[Written exercise] Restate the full set of records exactly, word for word.

[Items from a figure collection]
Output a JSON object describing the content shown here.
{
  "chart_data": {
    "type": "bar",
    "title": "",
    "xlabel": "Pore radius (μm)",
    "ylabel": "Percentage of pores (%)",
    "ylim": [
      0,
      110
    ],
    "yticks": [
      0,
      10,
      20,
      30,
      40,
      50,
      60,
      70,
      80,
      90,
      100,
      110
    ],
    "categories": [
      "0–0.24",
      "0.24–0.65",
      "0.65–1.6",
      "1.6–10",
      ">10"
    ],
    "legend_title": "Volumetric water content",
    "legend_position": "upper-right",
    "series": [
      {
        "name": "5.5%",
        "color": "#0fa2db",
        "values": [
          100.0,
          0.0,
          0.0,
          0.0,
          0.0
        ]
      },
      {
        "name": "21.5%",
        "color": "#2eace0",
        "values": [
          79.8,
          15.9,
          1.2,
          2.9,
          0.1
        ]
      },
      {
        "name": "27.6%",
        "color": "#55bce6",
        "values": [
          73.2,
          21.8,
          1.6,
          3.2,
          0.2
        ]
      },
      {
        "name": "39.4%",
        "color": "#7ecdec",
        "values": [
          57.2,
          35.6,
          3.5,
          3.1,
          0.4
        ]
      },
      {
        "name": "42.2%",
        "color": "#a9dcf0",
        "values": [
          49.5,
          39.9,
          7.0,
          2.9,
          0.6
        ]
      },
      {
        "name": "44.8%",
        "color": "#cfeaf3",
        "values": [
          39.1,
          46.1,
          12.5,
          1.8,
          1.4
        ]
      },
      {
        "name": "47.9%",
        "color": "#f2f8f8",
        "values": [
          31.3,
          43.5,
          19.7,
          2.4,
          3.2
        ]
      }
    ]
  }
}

[The result]
Output a JSON object describing the content shown here.
{
  "chart_data": {
    "type": "bar",
    "title": "",
    "xlabel": "Pore radius (μm)",
    "ylabel": "Percentage of pores (%)",
    "ylim": [
      0,
      110
    ],
    "yticks": [
      0,
      10,
      20,
      30,
      40,
      50,
      60,
      70,
      80,
      90,
      100,
      110
    ],
    "categories": [
      "0–0.24",
      "0.24–0.65",
      "0.65–1.6",
      "1.6–10",
      ">10"
    ],
    "legend_title": "Volumetric water content",
    "legend_position": "upper-right",
    "series": [
      {
        "name": "5.5%",
        "color": "#0fa2db",
        "values": [
          100.0,
          0.0,
          0.0,
          0.0,
          0.0
        ]
      },
      {
        "name": "21.5%",
        "color": "#2eace0",
        "values": [
          79.8,
          15.9,
          1.2,
          2.9,
          0.1
        ]
      },
      {
        "name": "27.6%",
        "color": "#55bce6",
        "values": [
          73.2,
          21.8,
          1.6,
          3.2,
          0.2
        ]
      },
      {
        "name": "39.4%",
        "color": "#7ecdec",
        "values": [
          57.2,
          35.6,
          3.5,
          3.1,
          0.4
        ]
      },
      {
        "name": "42.2%",
        "color": "#a9dcf0",
        "values": [
          49.5,
          39.9,
          7.0,
          2.9,
          0.6
        ]
      },
      {
        "name": "44.8%",
        "color": "#cfeaf3",
        "values": [
          39.1,
          46.1,
          12.5,
          1.8,
          1.4
        ]
      },
      {
        "name": "47.9%",
        "color": "#f2f8f8",
        "values": [
          31.3,
          43.5,
          19.7,
          2.4,
          3.2
        ]
      }
    ]
  }
}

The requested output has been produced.